[Data entries]
+ + +
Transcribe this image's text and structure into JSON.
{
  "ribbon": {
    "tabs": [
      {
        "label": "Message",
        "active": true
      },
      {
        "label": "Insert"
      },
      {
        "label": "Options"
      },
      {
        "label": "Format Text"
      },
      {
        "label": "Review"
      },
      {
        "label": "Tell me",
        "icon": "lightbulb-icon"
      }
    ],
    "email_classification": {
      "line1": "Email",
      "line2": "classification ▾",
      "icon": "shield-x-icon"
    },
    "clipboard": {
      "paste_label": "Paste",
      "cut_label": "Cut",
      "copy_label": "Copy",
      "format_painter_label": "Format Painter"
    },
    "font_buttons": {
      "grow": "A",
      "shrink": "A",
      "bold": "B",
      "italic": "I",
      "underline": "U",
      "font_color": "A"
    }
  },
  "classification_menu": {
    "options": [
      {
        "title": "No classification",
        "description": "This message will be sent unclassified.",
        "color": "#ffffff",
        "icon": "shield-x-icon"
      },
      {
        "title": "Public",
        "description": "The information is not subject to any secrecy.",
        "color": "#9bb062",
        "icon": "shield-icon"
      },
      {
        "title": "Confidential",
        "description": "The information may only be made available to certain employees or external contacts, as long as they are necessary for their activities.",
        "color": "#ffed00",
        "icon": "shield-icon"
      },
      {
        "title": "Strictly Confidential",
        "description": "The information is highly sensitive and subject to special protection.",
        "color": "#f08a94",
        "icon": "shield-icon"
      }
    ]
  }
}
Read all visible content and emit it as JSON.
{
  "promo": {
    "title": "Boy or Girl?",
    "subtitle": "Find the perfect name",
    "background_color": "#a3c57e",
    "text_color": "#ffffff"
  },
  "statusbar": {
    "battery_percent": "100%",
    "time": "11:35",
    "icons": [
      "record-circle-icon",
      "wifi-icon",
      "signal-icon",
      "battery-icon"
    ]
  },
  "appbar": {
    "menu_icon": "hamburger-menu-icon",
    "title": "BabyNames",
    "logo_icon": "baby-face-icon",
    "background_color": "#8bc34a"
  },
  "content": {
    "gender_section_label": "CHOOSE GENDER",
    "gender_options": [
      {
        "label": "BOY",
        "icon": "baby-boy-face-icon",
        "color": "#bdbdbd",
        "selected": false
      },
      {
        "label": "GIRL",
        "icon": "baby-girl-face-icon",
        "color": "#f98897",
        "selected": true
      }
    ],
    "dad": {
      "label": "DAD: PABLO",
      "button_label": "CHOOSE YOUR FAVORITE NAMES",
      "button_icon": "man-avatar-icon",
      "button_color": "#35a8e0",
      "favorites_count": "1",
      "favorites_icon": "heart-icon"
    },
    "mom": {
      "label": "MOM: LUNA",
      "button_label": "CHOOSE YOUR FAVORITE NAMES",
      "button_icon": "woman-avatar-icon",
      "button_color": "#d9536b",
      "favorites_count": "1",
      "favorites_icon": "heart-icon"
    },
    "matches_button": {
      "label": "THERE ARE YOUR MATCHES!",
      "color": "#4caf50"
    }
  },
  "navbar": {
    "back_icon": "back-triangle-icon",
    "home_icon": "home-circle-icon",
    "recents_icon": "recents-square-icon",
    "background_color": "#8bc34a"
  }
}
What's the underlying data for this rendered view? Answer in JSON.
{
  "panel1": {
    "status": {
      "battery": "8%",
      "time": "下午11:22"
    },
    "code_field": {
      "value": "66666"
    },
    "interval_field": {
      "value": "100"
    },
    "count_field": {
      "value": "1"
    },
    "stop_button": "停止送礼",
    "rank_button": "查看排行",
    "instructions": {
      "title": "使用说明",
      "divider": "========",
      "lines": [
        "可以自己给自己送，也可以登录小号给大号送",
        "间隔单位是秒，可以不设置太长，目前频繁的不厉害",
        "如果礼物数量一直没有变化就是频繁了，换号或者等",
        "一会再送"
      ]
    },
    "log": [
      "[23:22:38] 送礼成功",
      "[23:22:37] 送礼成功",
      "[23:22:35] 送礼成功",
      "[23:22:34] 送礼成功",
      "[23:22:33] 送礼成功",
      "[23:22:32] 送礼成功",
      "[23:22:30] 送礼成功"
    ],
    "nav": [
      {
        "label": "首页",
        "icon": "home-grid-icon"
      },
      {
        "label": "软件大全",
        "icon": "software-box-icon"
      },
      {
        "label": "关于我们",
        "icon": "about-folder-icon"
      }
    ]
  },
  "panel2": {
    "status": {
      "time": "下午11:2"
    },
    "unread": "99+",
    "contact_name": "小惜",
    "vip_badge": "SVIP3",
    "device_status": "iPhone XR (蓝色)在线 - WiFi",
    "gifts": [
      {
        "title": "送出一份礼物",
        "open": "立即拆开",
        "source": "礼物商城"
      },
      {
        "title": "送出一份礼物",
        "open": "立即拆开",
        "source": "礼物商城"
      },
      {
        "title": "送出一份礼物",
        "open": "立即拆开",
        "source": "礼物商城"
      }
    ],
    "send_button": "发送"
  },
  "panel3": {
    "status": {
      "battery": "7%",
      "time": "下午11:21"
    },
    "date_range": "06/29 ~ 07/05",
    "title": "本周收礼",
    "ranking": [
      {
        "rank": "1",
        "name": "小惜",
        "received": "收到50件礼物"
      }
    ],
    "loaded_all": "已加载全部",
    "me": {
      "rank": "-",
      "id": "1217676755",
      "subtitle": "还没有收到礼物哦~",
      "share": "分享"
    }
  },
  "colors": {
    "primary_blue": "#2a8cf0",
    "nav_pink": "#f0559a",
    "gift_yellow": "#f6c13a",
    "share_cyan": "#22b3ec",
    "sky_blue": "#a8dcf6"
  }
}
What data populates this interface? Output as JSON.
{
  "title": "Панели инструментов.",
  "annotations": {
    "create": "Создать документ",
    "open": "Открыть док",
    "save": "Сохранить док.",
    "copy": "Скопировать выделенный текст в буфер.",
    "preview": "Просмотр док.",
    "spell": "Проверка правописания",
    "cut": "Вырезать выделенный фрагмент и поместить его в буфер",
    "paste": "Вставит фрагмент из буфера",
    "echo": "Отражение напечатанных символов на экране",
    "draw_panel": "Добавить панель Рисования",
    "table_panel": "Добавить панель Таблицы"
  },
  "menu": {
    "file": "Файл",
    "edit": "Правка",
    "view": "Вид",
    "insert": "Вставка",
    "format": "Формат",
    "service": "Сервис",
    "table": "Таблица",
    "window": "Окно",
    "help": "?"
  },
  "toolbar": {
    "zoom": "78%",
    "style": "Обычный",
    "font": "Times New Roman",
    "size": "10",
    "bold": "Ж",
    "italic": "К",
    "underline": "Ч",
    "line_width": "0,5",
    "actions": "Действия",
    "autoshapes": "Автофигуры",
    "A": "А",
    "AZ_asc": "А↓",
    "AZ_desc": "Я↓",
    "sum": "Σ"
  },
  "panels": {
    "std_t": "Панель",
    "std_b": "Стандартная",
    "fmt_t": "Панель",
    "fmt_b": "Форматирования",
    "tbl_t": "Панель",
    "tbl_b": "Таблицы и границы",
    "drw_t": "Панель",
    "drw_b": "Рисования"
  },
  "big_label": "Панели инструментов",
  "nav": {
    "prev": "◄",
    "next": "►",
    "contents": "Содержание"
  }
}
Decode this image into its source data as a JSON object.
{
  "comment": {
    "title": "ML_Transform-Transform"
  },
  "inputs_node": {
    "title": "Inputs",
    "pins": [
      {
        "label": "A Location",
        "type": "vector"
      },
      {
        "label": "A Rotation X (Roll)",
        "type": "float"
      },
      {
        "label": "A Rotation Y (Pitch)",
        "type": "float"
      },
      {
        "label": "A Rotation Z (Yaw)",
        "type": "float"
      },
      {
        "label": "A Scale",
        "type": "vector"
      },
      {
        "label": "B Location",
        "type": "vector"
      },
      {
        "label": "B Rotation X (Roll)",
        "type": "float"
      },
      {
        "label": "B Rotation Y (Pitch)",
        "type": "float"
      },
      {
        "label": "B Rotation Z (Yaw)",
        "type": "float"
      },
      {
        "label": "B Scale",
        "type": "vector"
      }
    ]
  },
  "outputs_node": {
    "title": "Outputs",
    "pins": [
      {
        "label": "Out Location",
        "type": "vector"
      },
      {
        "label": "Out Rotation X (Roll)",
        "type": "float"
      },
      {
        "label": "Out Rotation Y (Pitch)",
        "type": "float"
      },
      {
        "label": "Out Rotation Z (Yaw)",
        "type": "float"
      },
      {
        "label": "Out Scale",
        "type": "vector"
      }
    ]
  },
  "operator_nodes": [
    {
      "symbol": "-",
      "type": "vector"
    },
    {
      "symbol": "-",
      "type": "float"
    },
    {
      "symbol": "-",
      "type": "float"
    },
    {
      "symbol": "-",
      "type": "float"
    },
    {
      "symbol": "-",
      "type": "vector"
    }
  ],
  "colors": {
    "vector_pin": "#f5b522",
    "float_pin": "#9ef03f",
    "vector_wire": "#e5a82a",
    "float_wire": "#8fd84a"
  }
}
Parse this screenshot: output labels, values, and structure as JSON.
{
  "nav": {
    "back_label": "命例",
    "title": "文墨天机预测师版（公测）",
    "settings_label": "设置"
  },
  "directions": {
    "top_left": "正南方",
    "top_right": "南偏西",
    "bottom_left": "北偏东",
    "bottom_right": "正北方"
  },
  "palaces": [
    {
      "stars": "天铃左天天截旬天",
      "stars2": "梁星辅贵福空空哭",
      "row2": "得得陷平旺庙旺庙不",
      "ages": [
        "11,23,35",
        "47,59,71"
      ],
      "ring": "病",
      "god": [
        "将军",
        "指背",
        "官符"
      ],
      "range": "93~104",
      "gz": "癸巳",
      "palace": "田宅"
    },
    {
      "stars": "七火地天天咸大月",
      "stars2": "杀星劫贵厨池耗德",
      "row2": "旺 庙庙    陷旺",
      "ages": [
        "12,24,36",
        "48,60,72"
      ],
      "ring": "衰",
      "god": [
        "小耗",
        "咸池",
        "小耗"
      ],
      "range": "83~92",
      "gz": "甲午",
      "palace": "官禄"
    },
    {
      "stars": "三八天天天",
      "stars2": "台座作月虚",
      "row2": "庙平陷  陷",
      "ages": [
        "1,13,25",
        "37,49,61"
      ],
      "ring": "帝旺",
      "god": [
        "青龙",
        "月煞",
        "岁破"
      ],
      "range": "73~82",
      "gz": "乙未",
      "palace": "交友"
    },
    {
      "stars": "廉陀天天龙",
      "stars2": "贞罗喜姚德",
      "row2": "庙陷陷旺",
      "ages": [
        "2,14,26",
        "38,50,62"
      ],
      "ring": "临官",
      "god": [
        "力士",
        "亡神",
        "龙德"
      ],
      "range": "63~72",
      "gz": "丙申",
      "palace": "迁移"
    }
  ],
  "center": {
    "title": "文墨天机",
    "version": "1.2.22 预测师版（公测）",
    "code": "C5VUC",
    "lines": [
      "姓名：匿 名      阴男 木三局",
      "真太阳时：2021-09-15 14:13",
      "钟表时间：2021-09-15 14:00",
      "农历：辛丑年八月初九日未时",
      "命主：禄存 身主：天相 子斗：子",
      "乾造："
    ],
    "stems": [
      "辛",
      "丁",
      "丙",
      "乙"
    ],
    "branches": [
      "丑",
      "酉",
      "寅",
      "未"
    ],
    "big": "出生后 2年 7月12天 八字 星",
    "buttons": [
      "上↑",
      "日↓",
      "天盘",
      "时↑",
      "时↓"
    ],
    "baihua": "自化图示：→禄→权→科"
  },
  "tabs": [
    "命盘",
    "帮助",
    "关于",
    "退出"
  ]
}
+ + +
◆ Directions for this task
Locate the lines above that hold the word "into". Show every one of them.

◆ Result
Transcribe this image's text and structure into JSON.
Decode this image into its source data as a JSON object.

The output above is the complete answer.